Saved data entries:
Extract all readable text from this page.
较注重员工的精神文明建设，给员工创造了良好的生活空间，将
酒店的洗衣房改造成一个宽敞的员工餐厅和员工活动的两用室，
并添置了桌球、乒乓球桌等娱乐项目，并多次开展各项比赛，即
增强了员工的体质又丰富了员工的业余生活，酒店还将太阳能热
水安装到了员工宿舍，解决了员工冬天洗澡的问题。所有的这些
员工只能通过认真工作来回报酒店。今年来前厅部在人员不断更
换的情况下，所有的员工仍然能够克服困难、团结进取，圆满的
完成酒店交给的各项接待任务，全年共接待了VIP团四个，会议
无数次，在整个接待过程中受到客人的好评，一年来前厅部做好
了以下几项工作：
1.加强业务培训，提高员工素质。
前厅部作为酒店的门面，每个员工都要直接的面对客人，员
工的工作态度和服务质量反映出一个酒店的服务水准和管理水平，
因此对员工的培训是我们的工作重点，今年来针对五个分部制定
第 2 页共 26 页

Request> Retype the whole listing, matching it exactly.

Reply to the task>
Extract all readable text from this page.
较注重员工的精神文明建设，给员工创造了良好的生活空间，将
酒店的洗衣房改造成一个宽敞的员工餐厅和员工活动的两用室，
并添置了桌球、乒乓球桌等娱乐项目，并多次开展各项比赛，即
增强了员工的体质又丰富了员工的业余生活，酒店还将太阳能热
水安装到了员工宿舍，解决了员工冬天洗澡的问题。所有的这些
员工只能通过认真工作来回报酒店。今年来前厅部在人员不断更
换的情况下，所有的员工仍然能够克服困难、团结进取，圆满的
完成酒店交给的各项接待任务，全年共接待了VIP团四个，会议
无数次，在整个接待过程中受到客人的好评，一年来前厅部做好
了以下几项工作：
1.加强业务培训，提高员工素质。
前厅部作为酒店的门面，每个员工都要直接的面对客人，员
工的工作态度和服务质量反映出一个酒店的服务水准和管理水平，
因此对员工的培训是我们的工作重点，今年来针对五个分部制定
第 2 页共 26 页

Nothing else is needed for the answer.